_Records for this exercise_

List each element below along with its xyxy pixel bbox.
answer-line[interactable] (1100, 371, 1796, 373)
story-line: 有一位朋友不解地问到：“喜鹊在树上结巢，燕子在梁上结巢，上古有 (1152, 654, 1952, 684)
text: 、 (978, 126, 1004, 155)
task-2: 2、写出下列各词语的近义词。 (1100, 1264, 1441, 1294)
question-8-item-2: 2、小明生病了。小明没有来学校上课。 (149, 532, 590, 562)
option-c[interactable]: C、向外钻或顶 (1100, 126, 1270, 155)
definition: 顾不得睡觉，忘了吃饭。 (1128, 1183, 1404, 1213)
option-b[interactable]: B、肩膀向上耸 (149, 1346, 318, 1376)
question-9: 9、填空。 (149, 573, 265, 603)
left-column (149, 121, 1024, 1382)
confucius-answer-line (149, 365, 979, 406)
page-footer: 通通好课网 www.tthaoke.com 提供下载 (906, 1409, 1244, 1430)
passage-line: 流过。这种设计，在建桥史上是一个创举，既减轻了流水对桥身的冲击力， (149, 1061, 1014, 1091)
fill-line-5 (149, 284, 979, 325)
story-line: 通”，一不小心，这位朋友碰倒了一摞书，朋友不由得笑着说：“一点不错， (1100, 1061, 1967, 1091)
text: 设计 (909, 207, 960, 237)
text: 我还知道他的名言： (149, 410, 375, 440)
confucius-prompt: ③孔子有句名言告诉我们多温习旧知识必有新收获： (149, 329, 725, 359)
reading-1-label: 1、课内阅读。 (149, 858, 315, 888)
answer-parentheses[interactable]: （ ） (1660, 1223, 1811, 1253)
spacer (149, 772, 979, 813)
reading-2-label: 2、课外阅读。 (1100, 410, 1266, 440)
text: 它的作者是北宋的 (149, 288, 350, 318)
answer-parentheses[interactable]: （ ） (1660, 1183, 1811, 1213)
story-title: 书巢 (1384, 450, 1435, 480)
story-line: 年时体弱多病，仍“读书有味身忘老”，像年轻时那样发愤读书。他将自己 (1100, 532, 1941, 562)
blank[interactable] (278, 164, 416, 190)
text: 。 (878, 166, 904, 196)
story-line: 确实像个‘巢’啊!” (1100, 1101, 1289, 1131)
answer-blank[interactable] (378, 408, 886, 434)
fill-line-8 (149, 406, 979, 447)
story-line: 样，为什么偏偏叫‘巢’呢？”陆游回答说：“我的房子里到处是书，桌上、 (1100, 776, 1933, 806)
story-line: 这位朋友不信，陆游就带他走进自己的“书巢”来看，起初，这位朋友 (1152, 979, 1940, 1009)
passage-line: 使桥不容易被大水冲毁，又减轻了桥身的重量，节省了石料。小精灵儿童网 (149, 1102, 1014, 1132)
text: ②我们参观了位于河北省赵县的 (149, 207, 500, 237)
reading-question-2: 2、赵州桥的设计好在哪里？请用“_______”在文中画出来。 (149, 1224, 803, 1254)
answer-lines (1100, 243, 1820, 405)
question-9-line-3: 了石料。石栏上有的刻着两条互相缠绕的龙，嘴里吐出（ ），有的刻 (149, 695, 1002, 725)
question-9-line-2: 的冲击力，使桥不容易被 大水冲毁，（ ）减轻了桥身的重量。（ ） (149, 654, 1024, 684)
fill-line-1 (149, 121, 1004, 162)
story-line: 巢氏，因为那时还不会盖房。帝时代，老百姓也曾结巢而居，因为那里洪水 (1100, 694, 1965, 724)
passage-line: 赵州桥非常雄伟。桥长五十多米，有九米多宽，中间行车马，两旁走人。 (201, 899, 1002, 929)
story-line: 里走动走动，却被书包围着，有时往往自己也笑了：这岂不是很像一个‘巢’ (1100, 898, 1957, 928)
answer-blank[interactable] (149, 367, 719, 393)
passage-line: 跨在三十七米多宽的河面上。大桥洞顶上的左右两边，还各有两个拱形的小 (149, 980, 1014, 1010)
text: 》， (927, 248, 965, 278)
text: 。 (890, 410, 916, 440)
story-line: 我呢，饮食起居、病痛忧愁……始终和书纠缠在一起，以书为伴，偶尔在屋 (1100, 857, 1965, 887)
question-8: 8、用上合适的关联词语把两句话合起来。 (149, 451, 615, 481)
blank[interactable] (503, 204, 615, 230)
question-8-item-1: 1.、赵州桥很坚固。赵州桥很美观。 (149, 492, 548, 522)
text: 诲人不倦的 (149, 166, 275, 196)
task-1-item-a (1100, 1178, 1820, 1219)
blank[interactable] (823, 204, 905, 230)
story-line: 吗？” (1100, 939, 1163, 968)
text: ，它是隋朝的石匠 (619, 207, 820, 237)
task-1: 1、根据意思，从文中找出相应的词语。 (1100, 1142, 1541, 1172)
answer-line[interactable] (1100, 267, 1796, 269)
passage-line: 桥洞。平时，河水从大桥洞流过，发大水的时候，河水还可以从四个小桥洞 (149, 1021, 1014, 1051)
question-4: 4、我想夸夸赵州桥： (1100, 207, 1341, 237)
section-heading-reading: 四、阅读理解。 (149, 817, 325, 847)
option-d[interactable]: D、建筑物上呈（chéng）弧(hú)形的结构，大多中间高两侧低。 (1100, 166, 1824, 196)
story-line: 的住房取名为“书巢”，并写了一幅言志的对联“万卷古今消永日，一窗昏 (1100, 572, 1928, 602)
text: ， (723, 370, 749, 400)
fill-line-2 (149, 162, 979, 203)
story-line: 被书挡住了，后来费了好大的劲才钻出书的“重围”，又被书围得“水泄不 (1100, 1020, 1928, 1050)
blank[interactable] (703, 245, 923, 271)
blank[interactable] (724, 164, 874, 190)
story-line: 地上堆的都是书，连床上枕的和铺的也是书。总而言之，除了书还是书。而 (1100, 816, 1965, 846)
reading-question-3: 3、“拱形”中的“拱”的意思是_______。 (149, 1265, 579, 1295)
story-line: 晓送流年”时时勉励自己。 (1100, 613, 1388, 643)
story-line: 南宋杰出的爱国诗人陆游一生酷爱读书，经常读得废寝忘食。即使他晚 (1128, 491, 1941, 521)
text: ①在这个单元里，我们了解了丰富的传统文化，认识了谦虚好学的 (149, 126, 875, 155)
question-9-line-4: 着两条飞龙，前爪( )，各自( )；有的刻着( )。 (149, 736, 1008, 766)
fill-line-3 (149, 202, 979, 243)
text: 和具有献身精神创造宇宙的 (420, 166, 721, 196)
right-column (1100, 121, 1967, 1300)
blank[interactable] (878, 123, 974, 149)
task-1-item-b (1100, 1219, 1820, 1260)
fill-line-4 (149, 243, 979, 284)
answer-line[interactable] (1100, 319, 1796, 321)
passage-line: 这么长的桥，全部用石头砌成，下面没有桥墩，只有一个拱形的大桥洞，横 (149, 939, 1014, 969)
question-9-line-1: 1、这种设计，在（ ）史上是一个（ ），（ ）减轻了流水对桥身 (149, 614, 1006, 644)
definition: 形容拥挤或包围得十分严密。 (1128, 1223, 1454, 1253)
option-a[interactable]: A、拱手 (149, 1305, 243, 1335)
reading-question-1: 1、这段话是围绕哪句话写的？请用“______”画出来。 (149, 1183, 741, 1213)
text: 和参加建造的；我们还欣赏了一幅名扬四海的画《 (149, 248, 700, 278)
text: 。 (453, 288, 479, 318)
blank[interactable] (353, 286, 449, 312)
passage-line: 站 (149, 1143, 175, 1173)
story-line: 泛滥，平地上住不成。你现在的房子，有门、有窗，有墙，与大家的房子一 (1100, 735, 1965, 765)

---

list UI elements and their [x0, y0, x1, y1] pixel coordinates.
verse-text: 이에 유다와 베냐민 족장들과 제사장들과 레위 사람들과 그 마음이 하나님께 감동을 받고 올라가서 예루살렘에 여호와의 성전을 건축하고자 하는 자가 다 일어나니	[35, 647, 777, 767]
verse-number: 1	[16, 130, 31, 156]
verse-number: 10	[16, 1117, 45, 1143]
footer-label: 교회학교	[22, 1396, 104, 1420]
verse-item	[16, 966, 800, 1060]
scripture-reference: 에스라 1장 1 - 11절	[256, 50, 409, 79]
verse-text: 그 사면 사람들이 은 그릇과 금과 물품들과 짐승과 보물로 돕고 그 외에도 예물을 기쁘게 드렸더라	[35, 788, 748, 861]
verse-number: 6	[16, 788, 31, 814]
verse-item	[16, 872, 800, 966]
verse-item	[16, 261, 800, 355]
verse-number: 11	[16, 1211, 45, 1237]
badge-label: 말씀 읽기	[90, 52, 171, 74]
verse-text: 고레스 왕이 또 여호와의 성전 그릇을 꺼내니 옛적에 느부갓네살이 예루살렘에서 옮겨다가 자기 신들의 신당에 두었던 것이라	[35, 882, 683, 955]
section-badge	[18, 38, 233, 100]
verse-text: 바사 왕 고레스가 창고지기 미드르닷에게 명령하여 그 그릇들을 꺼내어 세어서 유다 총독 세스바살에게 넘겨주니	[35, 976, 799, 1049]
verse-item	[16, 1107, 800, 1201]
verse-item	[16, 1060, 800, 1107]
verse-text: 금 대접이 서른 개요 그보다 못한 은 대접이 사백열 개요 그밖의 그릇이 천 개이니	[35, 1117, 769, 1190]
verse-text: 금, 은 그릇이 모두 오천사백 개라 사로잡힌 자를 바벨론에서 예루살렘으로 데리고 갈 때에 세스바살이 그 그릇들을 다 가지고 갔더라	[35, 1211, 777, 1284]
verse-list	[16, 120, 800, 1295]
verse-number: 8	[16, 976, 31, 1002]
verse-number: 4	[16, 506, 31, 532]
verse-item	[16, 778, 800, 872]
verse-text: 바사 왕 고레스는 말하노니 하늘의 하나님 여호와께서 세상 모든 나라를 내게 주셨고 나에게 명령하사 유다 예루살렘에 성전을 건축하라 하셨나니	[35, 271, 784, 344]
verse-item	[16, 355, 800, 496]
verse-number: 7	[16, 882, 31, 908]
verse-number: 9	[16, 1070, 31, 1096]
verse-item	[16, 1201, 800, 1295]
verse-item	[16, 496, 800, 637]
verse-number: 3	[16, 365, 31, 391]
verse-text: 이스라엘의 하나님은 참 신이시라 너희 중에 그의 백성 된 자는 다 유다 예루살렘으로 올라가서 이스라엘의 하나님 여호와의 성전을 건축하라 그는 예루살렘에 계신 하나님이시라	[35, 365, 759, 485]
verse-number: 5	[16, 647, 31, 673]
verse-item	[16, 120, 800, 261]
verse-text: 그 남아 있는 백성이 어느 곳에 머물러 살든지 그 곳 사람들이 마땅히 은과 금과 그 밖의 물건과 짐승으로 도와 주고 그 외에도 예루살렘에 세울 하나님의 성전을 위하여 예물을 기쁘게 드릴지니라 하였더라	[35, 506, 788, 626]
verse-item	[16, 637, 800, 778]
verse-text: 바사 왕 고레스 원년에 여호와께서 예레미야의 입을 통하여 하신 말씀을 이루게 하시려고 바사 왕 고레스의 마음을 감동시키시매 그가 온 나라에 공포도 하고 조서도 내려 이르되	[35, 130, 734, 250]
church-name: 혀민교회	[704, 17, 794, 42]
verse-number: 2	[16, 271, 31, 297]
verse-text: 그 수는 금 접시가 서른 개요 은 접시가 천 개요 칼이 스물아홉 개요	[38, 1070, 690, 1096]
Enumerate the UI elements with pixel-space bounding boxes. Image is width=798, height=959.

_Aim_
Copy the material above exactly as it appears, everything from the line containing "List each element" down to the line containing "task-2: 2、写出下列各词语的近义词。 (1100, 1264, 1441, 1294)", including both of those lines.

_Written solution_
List each element below along with its xyxy pixel bbox.
answer-line[interactable] (1100, 371, 1796, 373)
story-line: 有一位朋友不解地问到：“喜鹊在树上结巢，燕子在梁上结巢，上古有 (1152, 654, 1952, 684)
text: 、 (978, 126, 1004, 155)
task-2: 2、写出下列各词语的近义词。 (1100, 1264, 1441, 1294)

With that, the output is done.